#### [Text excerpt]
As reported in the Journal of Clinical Oncology by Nizar M. Tannir, MD, FACP, and colleagues, the phase III PIVOT-09 trial has shown no objective response or overall survival benefit with bempegaldesleukin plus nivolumab vs tyrosine kinase inhibitor (TKI) treatment with sunitinib or cabozantinib in previously untreated patients with intermediate- or poor-risk advanced clear cell renal cell carcinoma.
As stated by the investigators, “Bempegaldesleukin is a pegylated interleukin (IL)-2 cytokine prodrug engineered to provide controlled and sustained activation of the clinically validated IL-2 pathway, with the goal of preferentially activating and expanding effector CD8+ T cells and natural killer cells over immunosuppressive regulator T cells in the tumor microenvironment.”
Nizar M. Tannir, MD, FACP
Study Details
In the open-label trial, 623 patients from sites in 10 countries were randomly assigned between December 2018 and January 2021 to receive bempegaldesleukin at 0.006 mg/kg plus nivolumab at 360 mg every 3 weeks (n = 311) or investigator’s choice of TKI (n = 312), consisting of sunitinib at 50 mg once daily for 4 weeks on/2 weeks off (n =225) or cabozantinib at 60 mg once daily (n = 87). A total of 514 patients had International Metastatic RCC Database Consortium (IMDC) intermediate- or poor-risk disease, including 256 in the bempegaldesleukin/nivolumab group and 258 in the TKI group.
The co-primary endpoints of the study were objective response rate on blinded independent central review and overall survival in patients with IMDC intermediate- or poor-risk disease.
Objective Response and Overall Survival
Among patients with IMDC intermediate- or poor-risk disease, objective response rates were 23.0% (95% confidence interval [CI] = 18.0%–28.7%) in the bempegaldesleukin/nivolumab group vs 30.6% (95% CI = 25.1%–36.6%) in the TKI group (difference = –7.7%, 95% CI = –15.2% to –0.2%, P = .0489). Median duration of response was 16.4 months vs 13.2 months, respectively.
Among patients with IMDC intermediate- or poor-risk disease, median overall survival was 29.0 months (95% CI = 25.6 months to not evaluable) in the bempegaldesleukin/nivolumab group vs not evaluable (95% CI = 25.6 months to not evaluable) in the TKI group (HR = 0.82, 95% CI = 0.61–1.10, P = .1915). Rates at 12 months were 78.9% vs 71.9%, respectively.
Among all patients, objective response rates were 23.5% in bempegaldesleukin/nivolumab group vs 34.9% in the TKI group (difference = –11.6%, 95% CI = –18.5% to –4.7%, P = .0013). Median duration of response was 16.4 vs 15.4 months, respectively. Median overall survival was not evaluable (95% CI = 29.0 months to not evaluable) in the bempegaldesleukin/nivolumab group vs not evaluable (95% CI = not evaluable to not evaluable) in the TKI group (HR = 0.90, 95% CI = 0.67–1.19, P = .4512).

#### [Dataset content]
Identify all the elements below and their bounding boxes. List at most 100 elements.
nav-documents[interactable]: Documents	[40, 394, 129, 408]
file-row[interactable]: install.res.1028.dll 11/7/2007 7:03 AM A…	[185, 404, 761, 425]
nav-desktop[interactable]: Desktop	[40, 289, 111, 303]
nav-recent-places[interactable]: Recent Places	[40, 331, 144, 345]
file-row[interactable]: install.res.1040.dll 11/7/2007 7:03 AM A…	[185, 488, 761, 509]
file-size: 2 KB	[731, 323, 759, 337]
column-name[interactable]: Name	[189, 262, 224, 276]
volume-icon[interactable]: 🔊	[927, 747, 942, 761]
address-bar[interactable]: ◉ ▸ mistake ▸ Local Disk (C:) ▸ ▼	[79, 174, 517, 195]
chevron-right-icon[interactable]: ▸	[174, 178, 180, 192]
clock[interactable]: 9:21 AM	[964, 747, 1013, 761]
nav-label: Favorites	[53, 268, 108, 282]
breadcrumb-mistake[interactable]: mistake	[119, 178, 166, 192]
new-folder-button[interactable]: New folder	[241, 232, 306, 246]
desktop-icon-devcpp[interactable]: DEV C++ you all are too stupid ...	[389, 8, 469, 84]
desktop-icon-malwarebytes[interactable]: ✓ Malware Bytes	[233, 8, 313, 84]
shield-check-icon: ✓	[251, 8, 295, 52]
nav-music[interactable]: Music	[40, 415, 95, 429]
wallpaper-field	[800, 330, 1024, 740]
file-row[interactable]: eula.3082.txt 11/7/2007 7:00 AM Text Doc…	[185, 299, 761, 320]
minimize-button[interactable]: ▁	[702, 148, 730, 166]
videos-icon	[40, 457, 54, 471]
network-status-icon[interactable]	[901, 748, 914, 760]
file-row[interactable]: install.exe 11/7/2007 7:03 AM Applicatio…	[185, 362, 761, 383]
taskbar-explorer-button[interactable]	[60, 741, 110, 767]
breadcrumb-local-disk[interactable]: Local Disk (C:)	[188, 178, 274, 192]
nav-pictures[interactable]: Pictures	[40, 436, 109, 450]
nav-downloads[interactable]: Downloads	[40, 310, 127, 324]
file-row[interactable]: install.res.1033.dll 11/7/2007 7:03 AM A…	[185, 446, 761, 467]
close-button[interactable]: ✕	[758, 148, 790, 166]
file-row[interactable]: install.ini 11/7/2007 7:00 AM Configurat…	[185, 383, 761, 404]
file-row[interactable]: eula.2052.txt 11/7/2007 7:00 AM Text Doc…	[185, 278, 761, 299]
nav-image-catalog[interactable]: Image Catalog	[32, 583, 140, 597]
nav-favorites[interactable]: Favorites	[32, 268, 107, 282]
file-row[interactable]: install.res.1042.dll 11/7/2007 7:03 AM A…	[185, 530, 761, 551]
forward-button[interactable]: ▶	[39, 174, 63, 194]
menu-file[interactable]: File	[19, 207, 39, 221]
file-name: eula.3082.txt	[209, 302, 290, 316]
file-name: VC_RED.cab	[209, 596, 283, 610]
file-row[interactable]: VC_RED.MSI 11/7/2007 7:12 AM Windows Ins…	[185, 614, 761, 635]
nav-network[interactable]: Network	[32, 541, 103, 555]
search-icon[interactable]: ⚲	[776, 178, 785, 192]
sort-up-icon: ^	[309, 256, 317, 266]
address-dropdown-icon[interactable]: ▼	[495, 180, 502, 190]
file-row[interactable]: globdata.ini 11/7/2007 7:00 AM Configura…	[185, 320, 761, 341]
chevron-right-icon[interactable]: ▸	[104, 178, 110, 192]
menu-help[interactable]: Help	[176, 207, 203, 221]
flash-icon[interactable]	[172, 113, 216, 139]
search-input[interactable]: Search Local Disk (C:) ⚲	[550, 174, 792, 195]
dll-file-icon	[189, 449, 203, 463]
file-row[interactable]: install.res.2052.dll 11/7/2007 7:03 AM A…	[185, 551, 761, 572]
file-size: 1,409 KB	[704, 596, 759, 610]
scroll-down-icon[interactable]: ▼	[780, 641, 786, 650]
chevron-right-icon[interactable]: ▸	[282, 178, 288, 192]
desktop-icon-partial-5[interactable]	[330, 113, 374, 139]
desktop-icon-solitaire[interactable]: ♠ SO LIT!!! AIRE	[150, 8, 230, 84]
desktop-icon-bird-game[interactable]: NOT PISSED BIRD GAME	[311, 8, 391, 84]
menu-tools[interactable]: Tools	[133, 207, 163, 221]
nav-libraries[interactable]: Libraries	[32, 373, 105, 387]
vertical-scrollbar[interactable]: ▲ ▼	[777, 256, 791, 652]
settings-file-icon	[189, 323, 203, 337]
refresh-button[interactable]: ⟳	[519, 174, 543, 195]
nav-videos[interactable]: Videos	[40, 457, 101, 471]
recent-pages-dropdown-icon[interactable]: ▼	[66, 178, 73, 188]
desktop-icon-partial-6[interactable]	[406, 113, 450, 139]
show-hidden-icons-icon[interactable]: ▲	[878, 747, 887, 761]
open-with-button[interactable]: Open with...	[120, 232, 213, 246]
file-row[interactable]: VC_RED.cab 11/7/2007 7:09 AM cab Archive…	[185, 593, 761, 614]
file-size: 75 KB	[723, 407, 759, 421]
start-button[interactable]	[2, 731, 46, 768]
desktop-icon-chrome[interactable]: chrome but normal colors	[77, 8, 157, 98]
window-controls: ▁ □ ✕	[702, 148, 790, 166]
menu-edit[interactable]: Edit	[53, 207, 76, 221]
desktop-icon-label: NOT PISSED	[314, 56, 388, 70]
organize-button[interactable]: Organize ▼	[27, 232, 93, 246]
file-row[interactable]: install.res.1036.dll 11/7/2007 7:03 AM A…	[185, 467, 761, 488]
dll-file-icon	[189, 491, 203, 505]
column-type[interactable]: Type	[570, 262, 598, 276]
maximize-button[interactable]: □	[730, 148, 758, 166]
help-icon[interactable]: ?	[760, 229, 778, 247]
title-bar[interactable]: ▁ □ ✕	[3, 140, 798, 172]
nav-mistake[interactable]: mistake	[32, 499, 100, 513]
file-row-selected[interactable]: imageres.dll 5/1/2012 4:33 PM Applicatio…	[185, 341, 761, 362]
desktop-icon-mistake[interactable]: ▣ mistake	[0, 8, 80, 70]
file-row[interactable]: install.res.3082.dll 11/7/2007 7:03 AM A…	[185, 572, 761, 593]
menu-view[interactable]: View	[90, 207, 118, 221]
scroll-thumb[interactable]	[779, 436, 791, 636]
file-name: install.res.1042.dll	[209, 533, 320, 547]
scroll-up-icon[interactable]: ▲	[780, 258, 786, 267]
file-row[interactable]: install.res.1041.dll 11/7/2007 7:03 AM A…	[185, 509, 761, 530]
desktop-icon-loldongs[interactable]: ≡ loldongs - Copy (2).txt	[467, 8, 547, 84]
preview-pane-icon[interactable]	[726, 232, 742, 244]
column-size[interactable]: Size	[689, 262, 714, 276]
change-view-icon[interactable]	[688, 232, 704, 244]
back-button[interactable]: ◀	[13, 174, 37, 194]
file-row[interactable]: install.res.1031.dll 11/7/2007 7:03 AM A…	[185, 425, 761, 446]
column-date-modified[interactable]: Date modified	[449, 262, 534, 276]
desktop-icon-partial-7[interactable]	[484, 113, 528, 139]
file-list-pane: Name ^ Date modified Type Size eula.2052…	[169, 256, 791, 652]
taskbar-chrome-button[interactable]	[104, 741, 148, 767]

#### [Instructions for the task]
Set down the PIVOT-09 article word for word, everything from "Objective Response and" down to "13.2 months, respectively.". Leave the records aside; nothing here draws on them.

#### [Answer for the task]
Objective Response and Overall Survival
Among patients with IMDC intermediate- or poor-risk disease, objective response rates were 23.0% (95% confidence interval [CI] = 18.0%–28.7%) in the bempegaldesleukin/nivolumab group vs 30.6% (95% CI = 25.1%–36.6%) in the TKI group (difference = –7.7%, 95% CI = –15.2% to –0.2%, P = .0489). Median duration of response was 16.4 months vs 13.2 months, respectively.